EXERCICE À TRAITER:
Recopiez à l'identique les lignes des entrées, en commençant à la première et en vous arrêtant après celle qui contient « - colorbar-label: 50: [2306, 774, 2351, 814] ».

Entrées du jeu de données
+++
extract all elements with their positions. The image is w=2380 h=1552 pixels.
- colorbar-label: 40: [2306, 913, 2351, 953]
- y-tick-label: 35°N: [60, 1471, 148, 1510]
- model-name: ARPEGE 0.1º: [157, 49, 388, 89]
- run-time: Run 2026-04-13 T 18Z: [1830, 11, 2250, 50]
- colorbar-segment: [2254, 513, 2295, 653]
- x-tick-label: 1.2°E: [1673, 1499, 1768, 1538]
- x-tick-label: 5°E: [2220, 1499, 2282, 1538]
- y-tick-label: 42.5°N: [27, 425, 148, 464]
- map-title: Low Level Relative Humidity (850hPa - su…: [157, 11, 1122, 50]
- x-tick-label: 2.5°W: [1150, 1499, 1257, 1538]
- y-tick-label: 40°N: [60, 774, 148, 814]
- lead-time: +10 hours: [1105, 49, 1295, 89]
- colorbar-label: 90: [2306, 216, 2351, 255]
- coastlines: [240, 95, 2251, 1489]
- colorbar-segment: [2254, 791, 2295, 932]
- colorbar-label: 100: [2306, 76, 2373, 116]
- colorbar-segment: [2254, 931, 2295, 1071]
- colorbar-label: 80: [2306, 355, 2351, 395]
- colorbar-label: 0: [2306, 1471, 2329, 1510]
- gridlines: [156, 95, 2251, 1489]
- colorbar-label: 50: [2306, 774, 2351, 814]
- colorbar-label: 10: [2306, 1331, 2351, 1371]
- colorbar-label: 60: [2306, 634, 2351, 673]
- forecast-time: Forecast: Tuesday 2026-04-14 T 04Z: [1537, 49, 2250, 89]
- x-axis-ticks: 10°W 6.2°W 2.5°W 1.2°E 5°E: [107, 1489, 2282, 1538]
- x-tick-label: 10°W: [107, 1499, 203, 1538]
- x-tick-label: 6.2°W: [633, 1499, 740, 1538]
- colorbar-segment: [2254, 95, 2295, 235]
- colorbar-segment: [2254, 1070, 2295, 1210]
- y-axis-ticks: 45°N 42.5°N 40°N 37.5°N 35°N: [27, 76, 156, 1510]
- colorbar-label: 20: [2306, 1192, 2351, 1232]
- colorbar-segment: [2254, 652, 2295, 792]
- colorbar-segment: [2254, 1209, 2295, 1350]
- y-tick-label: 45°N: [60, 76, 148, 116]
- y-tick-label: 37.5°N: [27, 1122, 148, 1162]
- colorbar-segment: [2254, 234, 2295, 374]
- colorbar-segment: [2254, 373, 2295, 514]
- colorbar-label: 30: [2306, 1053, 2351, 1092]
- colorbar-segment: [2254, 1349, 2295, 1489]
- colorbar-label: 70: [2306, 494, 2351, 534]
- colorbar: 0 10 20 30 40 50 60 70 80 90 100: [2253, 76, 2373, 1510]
+++
RÉPONSE RÉDIGÉE:
extract all elements with their positions. The image is w=2380 h=1552 pixels.
- colorbar-label: 40: [2306, 913, 2351, 953]
- y-tick-label: 35°N: [60, 1471, 148, 1510]
- model-name: ARPEGE 0.1º: [157, 49, 388, 89]
- run-time: Run 2026-04-13 T 18Z: [1830, 11, 2250, 50]
- colorbar-segment: [2254, 513, 2295, 653]
- x-tick-label: 1.2°E: [1673, 1499, 1768, 1538]
- x-tick-label: 5°E: [2220, 1499, 2282, 1538]
- y-tick-label: 42.5°N: [27, 425, 148, 464]
- map-title: Low Level Relative Humidity (850hPa - su…: [157, 11, 1122, 50]
- x-tick-label: 2.5°W: [1150, 1499, 1257, 1538]
- y-tick-label: 40°N: [60, 774, 148, 814]
- lead-time: +10 hours: [1105, 49, 1295, 89]
- colorbar-label: 90: [2306, 216, 2351, 255]
- coastlines: [240, 95, 2251, 1489]
- colorbar-segment: [2254, 791, 2295, 932]
- colorbar-label: 100: [2306, 76, 2373, 116]
- colorbar-segment: [2254, 931, 2295, 1071]
- colorbar-label: 80: [2306, 355, 2351, 395]
- colorbar-label: 0: [2306, 1471, 2329, 1510]
- gridlines: [156, 95, 2251, 1489]
- colorbar-label: 50: [2306, 774, 2351, 814]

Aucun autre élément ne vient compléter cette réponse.